(Source data)
## start
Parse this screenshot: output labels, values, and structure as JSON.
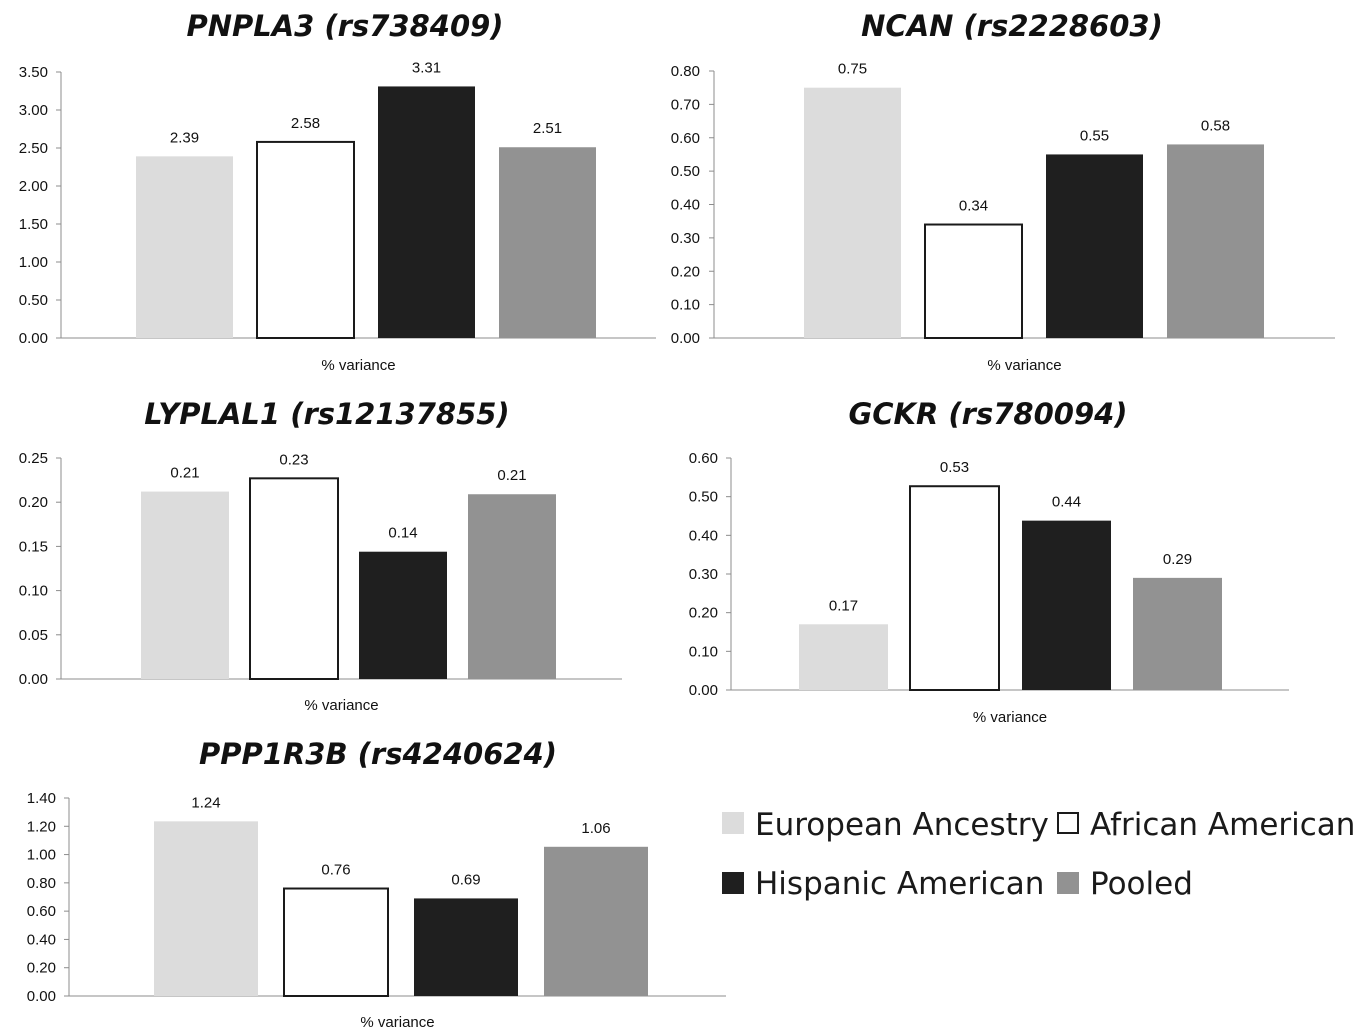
{
  "chart_data": [
    {
      "type": "bar",
      "title": "PNPLA3 (rs738409)",
      "xlabel": "% variance",
      "ylabel": "",
      "ylim": [
        0,
        3.5
      ],
      "yticks": [
        "0.00",
        "0.50",
        "1.00",
        "1.50",
        "2.00",
        "2.50",
        "3.00",
        "3.50"
      ],
      "series": [
        {
          "name": "European Ancestry",
          "values": [
            2.39
          ],
          "labels": [
            "2.39"
          ]
        },
        {
          "name": "African American",
          "values": [
            2.58
          ],
          "labels": [
            "2.58"
          ]
        },
        {
          "name": "Hispanic American",
          "values": [
            3.31
          ],
          "labels": [
            "3.31"
          ]
        },
        {
          "name": "Pooled",
          "values": [
            2.51
          ],
          "labels": [
            "2.51"
          ]
        }
      ]
    },
    {
      "type": "bar",
      "title": "NCAN (rs2228603)",
      "xlabel": "% variance",
      "ylabel": "",
      "ylim": [
        0,
        0.8
      ],
      "yticks": [
        "0.00",
        "0.10",
        "0.20",
        "0.30",
        "0.40",
        "0.50",
        "0.60",
        "0.70",
        "0.80"
      ],
      "series": [
        {
          "name": "European Ancestry",
          "values": [
            0.75
          ],
          "labels": [
            "0.75"
          ]
        },
        {
          "name": "African American",
          "values": [
            0.34
          ],
          "labels": [
            "0.34"
          ]
        },
        {
          "name": "Hispanic American",
          "values": [
            0.55
          ],
          "labels": [
            "0.55"
          ]
        },
        {
          "name": "Pooled",
          "values": [
            0.58
          ],
          "labels": [
            "0.58"
          ]
        }
      ]
    },
    {
      "type": "bar",
      "title": "LYPLAL1 (rs12137855)",
      "xlabel": "% variance",
      "ylabel": "",
      "ylim": [
        0,
        0.25
      ],
      "yticks": [
        "0.00",
        "0.05",
        "0.10",
        "0.15",
        "0.20",
        "0.25"
      ],
      "series": [
        {
          "name": "European Ancestry",
          "values": [
            0.212
          ],
          "labels": [
            "0.21"
          ]
        },
        {
          "name": "African American",
          "values": [
            0.227
          ],
          "labels": [
            "0.23"
          ]
        },
        {
          "name": "Hispanic American",
          "values": [
            0.144
          ],
          "labels": [
            "0.14"
          ]
        },
        {
          "name": "Pooled",
          "values": [
            0.209
          ],
          "labels": [
            "0.21"
          ]
        }
      ]
    },
    {
      "type": "bar",
      "title": "GCKR (rs780094)",
      "xlabel": "% variance",
      "ylabel": "",
      "ylim": [
        0,
        0.6
      ],
      "yticks": [
        "0.00",
        "0.10",
        "0.20",
        "0.30",
        "0.40",
        "0.50",
        "0.60"
      ],
      "series": [
        {
          "name": "European Ancestry",
          "values": [
            0.17
          ],
          "labels": [
            "0.17"
          ]
        },
        {
          "name": "African American",
          "values": [
            0.527
          ],
          "labels": [
            "0.53"
          ]
        },
        {
          "name": "Hispanic American",
          "values": [
            0.438
          ],
          "labels": [
            "0.44"
          ]
        },
        {
          "name": "Pooled",
          "values": [
            0.29
          ],
          "labels": [
            "0.29"
          ]
        }
      ]
    },
    {
      "type": "bar",
      "title": "PPP1R3B (rs4240624)",
      "xlabel": "% variance",
      "ylabel": "",
      "ylim": [
        0,
        1.4
      ],
      "yticks": [
        "0.00",
        "0.20",
        "0.40",
        "0.60",
        "0.80",
        "1.00",
        "1.20",
        "1.40"
      ],
      "series": [
        {
          "name": "European Ancestry",
          "values": [
            1.235
          ],
          "labels": [
            "1.24"
          ]
        },
        {
          "name": "African American",
          "values": [
            0.76
          ],
          "labels": [
            "0.76"
          ]
        },
        {
          "name": "Hispanic American",
          "values": [
            0.69
          ],
          "labels": [
            "0.69"
          ]
        },
        {
          "name": "Pooled",
          "values": [
            1.055
          ],
          "labels": [
            "1.06"
          ]
        }
      ]
    }
  ],
  "legend": {
    "placement": "bottom-right",
    "items": [
      {
        "name": "European Ancestry",
        "fill": "#dcdcdc",
        "stroke": "none"
      },
      {
        "name": "African American",
        "fill": "#ffffff",
        "stroke": "#1a1a1a"
      },
      {
        "name": "Hispanic American",
        "fill": "#1f1f1f",
        "stroke": "none"
      },
      {
        "name": "Pooled",
        "fill": "#929292",
        "stroke": "none"
      }
    ]
  }
}
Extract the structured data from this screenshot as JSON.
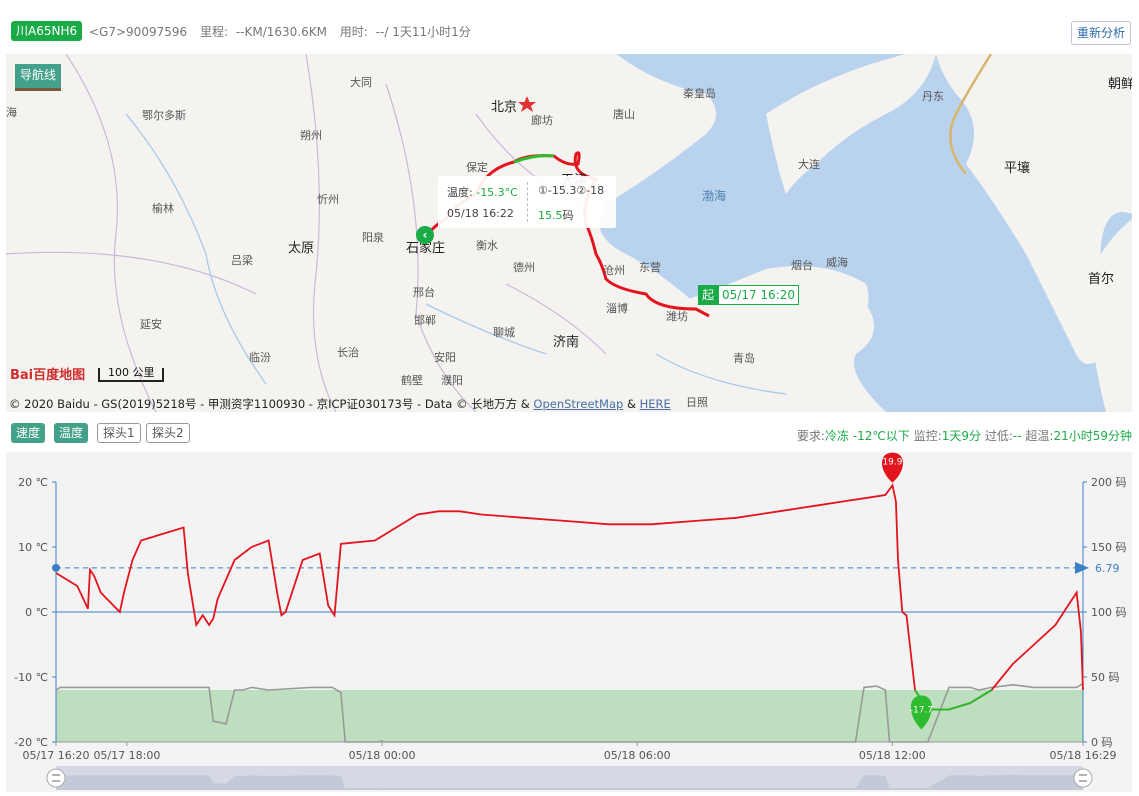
{
  "header": {
    "plate": "川A65NH6",
    "device": "<G7>90097596",
    "mileage_label": "里程:",
    "mileage_value": "--KM/1630.6KM",
    "duration_label": "用时:",
    "duration_value": "--/ 1天11小时1分",
    "reanalyze_label": "重新分析"
  },
  "map": {
    "nav_line_label": "导航线",
    "labels": [
      {
        "text": "北京",
        "cls": "big"
      },
      {
        "text": "天津",
        "cls": "big"
      },
      {
        "text": "石家庄",
        "cls": "big"
      },
      {
        "text": "太原",
        "cls": "big"
      },
      {
        "text": "济南",
        "cls": "big"
      },
      {
        "text": "平壤",
        "cls": "big"
      },
      {
        "text": "首尔",
        "cls": "big"
      },
      {
        "text": "朝鲜",
        "cls": "big"
      },
      {
        "text": "渤海",
        "cls": "sea"
      },
      {
        "text": "大同",
        "cls": ""
      },
      {
        "text": "鄂尔多斯",
        "cls": ""
      },
      {
        "text": "朔州",
        "cls": ""
      },
      {
        "text": "忻州",
        "cls": ""
      },
      {
        "text": "榆林",
        "cls": ""
      },
      {
        "text": "吕梁",
        "cls": ""
      },
      {
        "text": "阳泉",
        "cls": ""
      },
      {
        "text": "延安",
        "cls": ""
      },
      {
        "text": "临汾",
        "cls": ""
      },
      {
        "text": "长治",
        "cls": ""
      },
      {
        "text": "安阳",
        "cls": ""
      },
      {
        "text": "鹤壁",
        "cls": ""
      },
      {
        "text": "濮阳",
        "cls": ""
      },
      {
        "text": "邯郸",
        "cls": ""
      },
      {
        "text": "邢台",
        "cls": ""
      },
      {
        "text": "衡水",
        "cls": ""
      },
      {
        "text": "德州",
        "cls": ""
      },
      {
        "text": "聊城",
        "cls": ""
      },
      {
        "text": "保定",
        "cls": ""
      },
      {
        "text": "廊坊",
        "cls": ""
      },
      {
        "text": "唐山",
        "cls": ""
      },
      {
        "text": "秦皇岛",
        "cls": ""
      },
      {
        "text": "沧州",
        "cls": ""
      },
      {
        "text": "东营",
        "cls": ""
      },
      {
        "text": "淄博",
        "cls": ""
      },
      {
        "text": "潍坊",
        "cls": ""
      },
      {
        "text": "青岛",
        "cls": ""
      },
      {
        "text": "日照",
        "cls": ""
      },
      {
        "text": "烟台",
        "cls": ""
      },
      {
        "text": "威海",
        "cls": ""
      },
      {
        "text": "大连",
        "cls": ""
      },
      {
        "text": "丹东",
        "cls": ""
      },
      {
        "text": "海",
        "cls": ""
      }
    ],
    "tooltip": {
      "temp_label": "温度:",
      "temp_value": "-15.3°C",
      "probes": "①-15.3②-18",
      "time": "05/18 16:22",
      "speed_value": "15.5",
      "speed_unit": "码"
    },
    "start_marker": "起",
    "start_time": "05/17 16:20",
    "end_marker_icon": "chevron-left-icon",
    "scale_label": "100 公里",
    "baidu_logo": "Bai百度地图",
    "copyright": "© 2020 Baidu - GS(2019)5218号 - 甲测资字1100930 - 京ICP证030173号 - Data © 长地万方 &",
    "link_osm": "OpenStreetMap",
    "amp": "&",
    "link_here": "HERE"
  },
  "filters": {
    "speed": "速度",
    "temperature": "温度",
    "probe1": "探头1",
    "probe2": "探头2"
  },
  "requirement": {
    "req_label": "要求:",
    "req_value": "冷冻 -12℃以下",
    "monitor_label": "监控:",
    "monitor_value": "1天9分",
    "overdue_label": "过低:",
    "overdue_value": "--",
    "overtemp_label": "超温:",
    "overtemp_value": "21小时59分钟"
  },
  "chart_data": {
    "type": "line",
    "x_ticks": [
      "05/17 16:20",
      "05/17 18:00",
      "05/18 00:00",
      "05/18 06:00",
      "05/18 12:00",
      "05/18 16:29"
    ],
    "x_tick_hours": [
      0,
      1.667,
      7.667,
      13.667,
      19.667,
      24.15
    ],
    "left_axis": {
      "ticks": [
        "20 ℃",
        "10 ℃",
        "0 ℃",
        "-10 ℃",
        "-20 ℃"
      ],
      "ylim": [
        -20,
        20
      ]
    },
    "right_axis": {
      "ticks": [
        "200 码",
        "150 码",
        "100 码",
        "50 码",
        "0 码"
      ],
      "ylim": [
        0,
        200
      ]
    },
    "threshold_band": {
      "from": -20,
      "to": -12,
      "color": "#bddfbf"
    },
    "reference_line": {
      "value": "6.79",
      "color": "#3b7fc4"
    },
    "max_marker": {
      "value": "19.9"
    },
    "min_marker": {
      "value": "-17.7"
    },
    "series": [
      {
        "color": "#e3141e",
        "x": [
          0,
          0.5,
          0.75,
          0.8,
          0.9,
          1.05,
          1.5,
          1.6,
          1.8,
          2,
          2.5,
          3,
          3.1,
          3.3,
          3.45,
          3.6,
          3.7,
          3.8,
          4.2,
          4.6,
          5,
          5.2,
          5.3,
          5.4,
          5.8,
          6.2,
          6.4,
          6.55,
          6.7,
          7.5,
          8.5,
          9,
          9.5,
          10,
          11,
          12,
          13,
          14,
          15,
          16,
          17,
          18,
          18.5,
          19,
          19.5,
          19.67,
          19.75,
          19.8,
          19.9,
          20,
          20.2,
          20.5,
          21,
          21.5,
          22,
          22.5,
          23,
          23.5,
          23.8,
          24,
          24.1,
          24.15
        ],
        "y": [
          6,
          4,
          0.5,
          6.5,
          5.5,
          3,
          0,
          3,
          8,
          11,
          12,
          13,
          6,
          -2,
          -0.5,
          -2,
          -1,
          2,
          8,
          10,
          11,
          3,
          -0.5,
          0,
          8,
          9,
          1,
          -0.5,
          10.5,
          11,
          15,
          15.5,
          15.5,
          15,
          14.5,
          14,
          13.5,
          13.5,
          14,
          14.5,
          15.5,
          16.5,
          17,
          17.5,
          18,
          19.5,
          17,
          8,
          0,
          -0.5,
          -12,
          -15,
          -15,
          -14,
          -12,
          -8,
          -5,
          -2,
          1,
          3,
          -3,
          -12
        ]
      },
      {
        "color": "#999999",
        "x": [
          0,
          0.1,
          0.5,
          1,
          2,
          3,
          3.5,
          3.6,
          3.7,
          4,
          4.2,
          4.4,
          4.6,
          5,
          6,
          6.5,
          6.7,
          6.8,
          7,
          7.2,
          7.6,
          7.65,
          7.7,
          8,
          9,
          10,
          11,
          12,
          13,
          14,
          15,
          16,
          17,
          17.5,
          17.7,
          18,
          18.5,
          18.8,
          19,
          19.3,
          19.5,
          19.6,
          19.8,
          20,
          20.5,
          21,
          21.5,
          21.7,
          22,
          22.5,
          23,
          23.5,
          24,
          24.15
        ],
        "y": [
          40,
          42,
          42,
          42,
          42,
          42,
          42,
          42,
          16,
          14,
          40,
          40,
          42,
          40,
          42,
          42,
          38,
          0,
          0,
          0,
          0,
          1,
          0,
          0,
          0,
          0,
          0,
          0,
          0,
          0,
          0,
          0,
          0,
          0,
          0,
          0,
          0,
          0,
          42,
          43,
          40,
          0,
          0,
          0,
          0,
          42,
          42,
          40,
          42,
          44,
          42,
          42,
          42,
          45
        ]
      }
    ]
  }
}
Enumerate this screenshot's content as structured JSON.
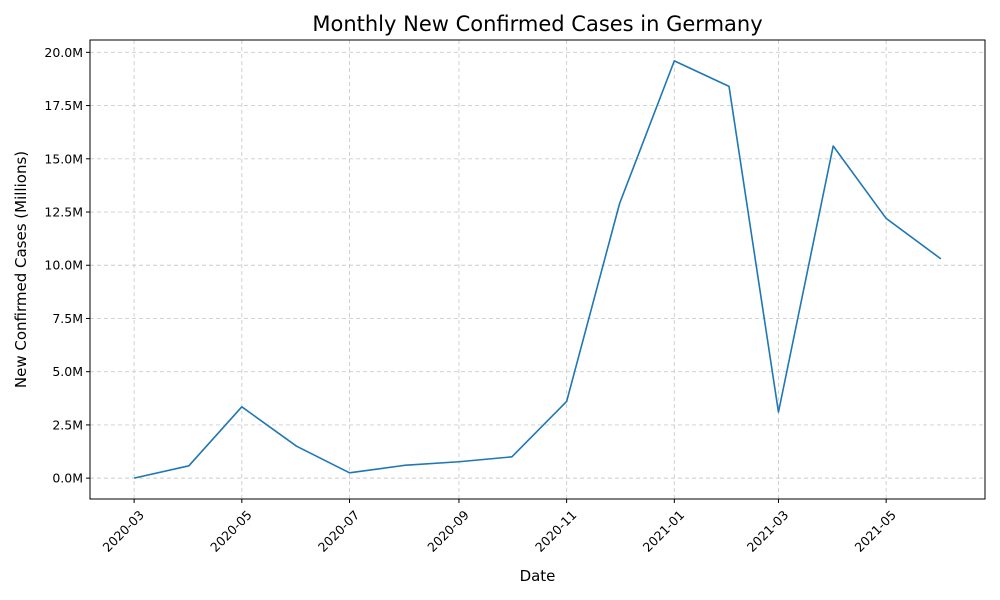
{
  "chart_data": {
    "type": "line",
    "title": "Monthly New Confirmed Cases in Germany",
    "xlabel": "Date",
    "ylabel": "New Confirmed Cases (Millions)",
    "x": [
      "2020-03-01",
      "2020-04-01",
      "2020-05-01",
      "2020-06-01",
      "2020-07-01",
      "2020-08-01",
      "2020-09-01",
      "2020-10-01",
      "2020-11-01",
      "2020-12-01",
      "2021-01-01",
      "2021-02-01",
      "2021-03-01",
      "2021-04-01",
      "2021-05-01",
      "2021-06-01"
    ],
    "series": [
      {
        "values": [
          0.0,
          0.58,
          3.35,
          1.5,
          0.25,
          0.6,
          0.77,
          1.0,
          3.6,
          12.9,
          19.6,
          18.4,
          3.1,
          15.6,
          12.2,
          10.3
        ],
        "color": "#1f77b4"
      }
    ],
    "x_ticks": [
      "2020-03",
      "2020-05",
      "2020-07",
      "2020-09",
      "2020-11",
      "2021-01",
      "2021-03",
      "2021-05"
    ],
    "y_ticks": [
      "0.0M",
      "2.5M",
      "5.0M",
      "7.5M",
      "10.0M",
      "12.5M",
      "15.0M",
      "17.5M",
      "20.0M"
    ],
    "y_tick_values": [
      0,
      2.5,
      5,
      7.5,
      10,
      12.5,
      15,
      17.5,
      20
    ],
    "ylim": [
      -0.98,
      20.58
    ],
    "xlim": [
      "2020-02-05",
      "2021-06-26"
    ],
    "grid": true,
    "x_tick_rotation": 45
  }
}
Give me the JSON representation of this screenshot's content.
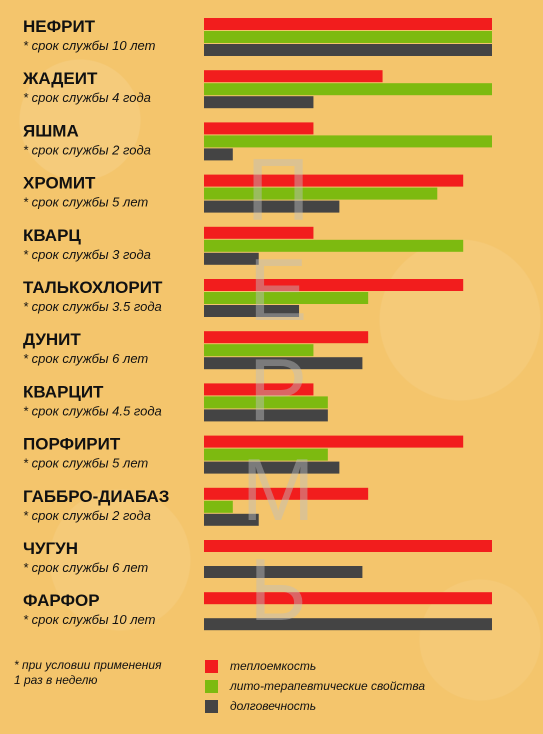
{
  "chart_data": {
    "type": "bar",
    "orientation": "horizontal",
    "title": "",
    "categories": [
      {
        "name": "НЕФРИТ",
        "note": "* срок службы 10 лет"
      },
      {
        "name": "ЖАДЕИТ",
        "note": "* срок службы 4 года"
      },
      {
        "name": "ЯШМА",
        "note": "* срок службы  2 года"
      },
      {
        "name": "ХРОМИТ",
        "note": "* срок службы  5 лет"
      },
      {
        "name": "КВАРЦ",
        "note": "* срок службы 3 года"
      },
      {
        "name": "ТАЛЬКОХЛОРИТ",
        "note": "* срок службы  3.5 года"
      },
      {
        "name": "ДУНИТ",
        "note": "* срок службы 6 лет"
      },
      {
        "name": "КВАРЦИТ",
        "note": "* срок службы 4.5 года"
      },
      {
        "name": "ПОРФИРИТ",
        "note": "* срок службы 5 лет"
      },
      {
        "name": "ГАББРО-ДИАБАЗ",
        "note": "* срок службы  2 года"
      },
      {
        "name": "ЧУГУН",
        "note": "* срок службы  6 лет"
      },
      {
        "name": "ФАРФОР",
        "note": "* срок службы 10 лет"
      }
    ],
    "series": [
      {
        "name": "теплоемкость",
        "color": "#f21d1d",
        "values": [
          1.0,
          0.62,
          0.38,
          0.9,
          0.38,
          0.9,
          0.57,
          0.38,
          0.9,
          0.57,
          1.0,
          1.0
        ]
      },
      {
        "name": "лито-терапевтические свойства",
        "color": "#7dba10",
        "values": [
          1.0,
          1.0,
          1.0,
          0.81,
          0.9,
          0.57,
          0.38,
          0.43,
          0.43,
          0.1,
          0.0,
          0.0
        ]
      },
      {
        "name": "долговечность",
        "color": "#444444",
        "values": [
          1.0,
          0.38,
          0.1,
          0.47,
          0.19,
          0.33,
          0.55,
          0.43,
          0.47,
          0.19,
          0.55,
          1.0
        ]
      }
    ],
    "xlim": [
      0,
      1
    ],
    "grid": false,
    "legend": "bottom"
  },
  "footnote": "*  при условии применения\n 1 раз в неделю",
  "watermark": "ПЕРМЬ"
}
## end
- [Brief]:
Identify the lines above that contain the word "fill", then copy them.

- [Result of this task]:
        "fill": "#dcdcdc",
        "fill": "#ffffff",
        "fill": "#1f1f1f",
        "fill": "#929292",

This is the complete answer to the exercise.